(EXERCISE REQUIREMENTS): Report how many lines contain the word "wtot", with no other text.

(WORKING DATA):
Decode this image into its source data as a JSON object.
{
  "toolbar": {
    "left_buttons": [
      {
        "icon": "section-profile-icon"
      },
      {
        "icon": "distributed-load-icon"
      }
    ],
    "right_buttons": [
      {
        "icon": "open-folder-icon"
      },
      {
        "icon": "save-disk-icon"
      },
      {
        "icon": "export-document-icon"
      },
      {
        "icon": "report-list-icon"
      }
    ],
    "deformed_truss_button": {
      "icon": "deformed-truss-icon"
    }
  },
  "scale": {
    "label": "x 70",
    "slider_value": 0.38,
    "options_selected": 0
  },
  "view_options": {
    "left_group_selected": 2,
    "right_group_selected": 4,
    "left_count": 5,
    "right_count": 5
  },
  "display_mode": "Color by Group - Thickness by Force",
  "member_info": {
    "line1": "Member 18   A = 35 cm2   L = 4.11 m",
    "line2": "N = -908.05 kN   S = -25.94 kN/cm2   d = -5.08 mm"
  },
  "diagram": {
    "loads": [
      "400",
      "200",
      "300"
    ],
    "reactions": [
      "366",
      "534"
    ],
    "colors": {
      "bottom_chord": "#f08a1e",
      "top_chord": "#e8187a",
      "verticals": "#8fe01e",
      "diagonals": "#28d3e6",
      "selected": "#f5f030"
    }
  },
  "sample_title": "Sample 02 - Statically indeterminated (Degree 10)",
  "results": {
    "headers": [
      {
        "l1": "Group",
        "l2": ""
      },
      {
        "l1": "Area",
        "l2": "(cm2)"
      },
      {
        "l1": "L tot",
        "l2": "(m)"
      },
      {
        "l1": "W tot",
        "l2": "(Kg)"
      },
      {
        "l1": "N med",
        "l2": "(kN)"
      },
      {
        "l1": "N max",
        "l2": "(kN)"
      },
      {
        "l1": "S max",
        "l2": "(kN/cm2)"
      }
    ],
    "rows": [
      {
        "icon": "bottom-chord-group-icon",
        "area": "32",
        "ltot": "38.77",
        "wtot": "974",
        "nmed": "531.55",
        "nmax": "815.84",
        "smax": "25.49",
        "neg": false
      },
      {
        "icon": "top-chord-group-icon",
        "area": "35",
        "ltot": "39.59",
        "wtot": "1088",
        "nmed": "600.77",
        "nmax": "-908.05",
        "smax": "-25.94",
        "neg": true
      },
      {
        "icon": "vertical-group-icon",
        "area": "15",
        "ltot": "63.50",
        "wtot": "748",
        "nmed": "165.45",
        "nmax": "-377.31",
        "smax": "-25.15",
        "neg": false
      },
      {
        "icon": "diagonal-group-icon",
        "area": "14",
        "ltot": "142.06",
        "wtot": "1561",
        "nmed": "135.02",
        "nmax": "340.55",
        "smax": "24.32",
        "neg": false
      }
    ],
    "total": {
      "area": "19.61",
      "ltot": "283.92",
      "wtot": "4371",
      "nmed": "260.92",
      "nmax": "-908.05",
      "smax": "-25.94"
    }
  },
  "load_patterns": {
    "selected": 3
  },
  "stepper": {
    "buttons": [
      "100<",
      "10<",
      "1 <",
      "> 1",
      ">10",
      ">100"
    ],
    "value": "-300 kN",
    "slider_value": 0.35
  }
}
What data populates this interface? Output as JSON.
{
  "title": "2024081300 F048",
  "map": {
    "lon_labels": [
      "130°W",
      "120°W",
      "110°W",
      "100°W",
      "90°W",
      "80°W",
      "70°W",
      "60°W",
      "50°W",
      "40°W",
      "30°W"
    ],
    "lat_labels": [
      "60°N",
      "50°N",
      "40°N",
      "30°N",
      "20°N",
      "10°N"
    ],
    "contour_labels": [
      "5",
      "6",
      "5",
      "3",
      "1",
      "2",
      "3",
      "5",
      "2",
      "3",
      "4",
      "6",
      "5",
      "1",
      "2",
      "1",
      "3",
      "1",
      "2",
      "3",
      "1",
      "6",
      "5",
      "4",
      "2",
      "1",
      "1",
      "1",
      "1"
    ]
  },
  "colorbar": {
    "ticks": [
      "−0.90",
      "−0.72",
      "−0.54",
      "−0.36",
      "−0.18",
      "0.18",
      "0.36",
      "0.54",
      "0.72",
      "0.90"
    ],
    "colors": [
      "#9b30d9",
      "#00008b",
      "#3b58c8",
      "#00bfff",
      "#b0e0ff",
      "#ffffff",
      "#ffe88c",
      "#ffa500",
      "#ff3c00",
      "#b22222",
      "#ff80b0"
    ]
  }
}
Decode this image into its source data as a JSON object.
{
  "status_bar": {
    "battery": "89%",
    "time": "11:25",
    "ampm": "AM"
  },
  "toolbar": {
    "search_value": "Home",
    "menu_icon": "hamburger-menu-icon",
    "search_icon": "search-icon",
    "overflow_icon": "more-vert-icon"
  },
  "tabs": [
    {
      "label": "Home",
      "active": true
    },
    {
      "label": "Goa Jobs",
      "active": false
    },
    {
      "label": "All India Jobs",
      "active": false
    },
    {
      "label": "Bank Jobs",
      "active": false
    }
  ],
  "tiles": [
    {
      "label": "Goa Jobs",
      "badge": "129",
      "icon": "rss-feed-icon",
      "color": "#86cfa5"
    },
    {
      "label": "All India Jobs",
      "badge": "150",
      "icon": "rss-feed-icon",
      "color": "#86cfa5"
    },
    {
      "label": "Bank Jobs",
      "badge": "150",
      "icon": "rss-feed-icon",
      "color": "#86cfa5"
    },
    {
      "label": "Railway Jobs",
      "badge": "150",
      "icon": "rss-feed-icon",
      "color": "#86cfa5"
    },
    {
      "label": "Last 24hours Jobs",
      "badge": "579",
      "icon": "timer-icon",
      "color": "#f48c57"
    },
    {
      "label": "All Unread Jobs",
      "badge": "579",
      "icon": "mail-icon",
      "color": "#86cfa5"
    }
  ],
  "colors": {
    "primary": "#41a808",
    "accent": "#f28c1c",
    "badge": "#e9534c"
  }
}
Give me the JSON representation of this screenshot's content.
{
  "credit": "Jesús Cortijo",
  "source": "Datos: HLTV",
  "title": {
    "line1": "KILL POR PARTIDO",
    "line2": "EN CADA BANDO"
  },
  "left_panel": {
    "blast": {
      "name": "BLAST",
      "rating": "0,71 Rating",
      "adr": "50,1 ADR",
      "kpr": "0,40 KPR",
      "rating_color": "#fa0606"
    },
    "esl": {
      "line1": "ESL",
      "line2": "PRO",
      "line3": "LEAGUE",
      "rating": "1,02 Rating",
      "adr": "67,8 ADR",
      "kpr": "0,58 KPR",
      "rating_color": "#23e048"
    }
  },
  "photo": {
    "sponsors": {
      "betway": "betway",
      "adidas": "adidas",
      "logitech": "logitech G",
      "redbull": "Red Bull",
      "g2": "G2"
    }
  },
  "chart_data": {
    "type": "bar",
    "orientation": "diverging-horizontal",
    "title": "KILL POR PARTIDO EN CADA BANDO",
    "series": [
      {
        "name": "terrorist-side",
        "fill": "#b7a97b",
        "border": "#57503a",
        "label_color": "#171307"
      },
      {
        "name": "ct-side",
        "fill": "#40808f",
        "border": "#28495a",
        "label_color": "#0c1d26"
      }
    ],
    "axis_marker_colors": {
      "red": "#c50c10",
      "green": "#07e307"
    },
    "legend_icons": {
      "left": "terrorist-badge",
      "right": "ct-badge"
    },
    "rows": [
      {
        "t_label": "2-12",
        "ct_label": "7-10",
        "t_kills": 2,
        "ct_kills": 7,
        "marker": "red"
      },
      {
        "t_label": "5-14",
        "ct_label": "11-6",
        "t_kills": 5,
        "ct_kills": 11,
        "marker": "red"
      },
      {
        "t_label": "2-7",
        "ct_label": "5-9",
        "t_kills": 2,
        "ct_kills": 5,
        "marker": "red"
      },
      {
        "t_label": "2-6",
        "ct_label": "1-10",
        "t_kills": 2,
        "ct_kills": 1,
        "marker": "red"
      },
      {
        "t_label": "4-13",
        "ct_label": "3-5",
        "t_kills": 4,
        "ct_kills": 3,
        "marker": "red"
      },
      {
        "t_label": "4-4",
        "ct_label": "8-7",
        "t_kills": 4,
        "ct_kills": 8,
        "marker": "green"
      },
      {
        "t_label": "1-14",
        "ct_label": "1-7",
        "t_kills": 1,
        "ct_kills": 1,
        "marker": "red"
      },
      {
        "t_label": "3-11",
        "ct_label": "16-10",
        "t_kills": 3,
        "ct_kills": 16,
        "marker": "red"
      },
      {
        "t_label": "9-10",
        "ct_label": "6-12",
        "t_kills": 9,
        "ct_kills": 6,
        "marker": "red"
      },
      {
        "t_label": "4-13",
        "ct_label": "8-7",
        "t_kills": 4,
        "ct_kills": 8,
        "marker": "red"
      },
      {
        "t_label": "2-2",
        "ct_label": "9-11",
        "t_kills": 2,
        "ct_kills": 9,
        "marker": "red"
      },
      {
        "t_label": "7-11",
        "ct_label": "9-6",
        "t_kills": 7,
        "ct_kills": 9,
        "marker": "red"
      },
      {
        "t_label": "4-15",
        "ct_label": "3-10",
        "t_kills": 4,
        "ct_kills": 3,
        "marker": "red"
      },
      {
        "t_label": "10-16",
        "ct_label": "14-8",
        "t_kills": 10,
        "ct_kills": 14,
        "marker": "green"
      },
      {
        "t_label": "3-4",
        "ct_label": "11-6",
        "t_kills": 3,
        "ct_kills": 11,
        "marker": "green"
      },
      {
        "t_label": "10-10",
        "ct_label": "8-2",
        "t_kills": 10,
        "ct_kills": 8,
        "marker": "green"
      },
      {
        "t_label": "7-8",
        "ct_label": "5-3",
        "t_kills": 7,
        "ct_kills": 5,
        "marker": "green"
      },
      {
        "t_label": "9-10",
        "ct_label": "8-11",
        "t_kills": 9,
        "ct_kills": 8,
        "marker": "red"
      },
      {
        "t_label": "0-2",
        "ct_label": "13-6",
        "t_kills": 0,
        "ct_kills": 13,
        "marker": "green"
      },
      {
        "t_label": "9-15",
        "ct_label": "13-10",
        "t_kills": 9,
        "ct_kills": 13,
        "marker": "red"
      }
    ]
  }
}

(THE RESULT): 5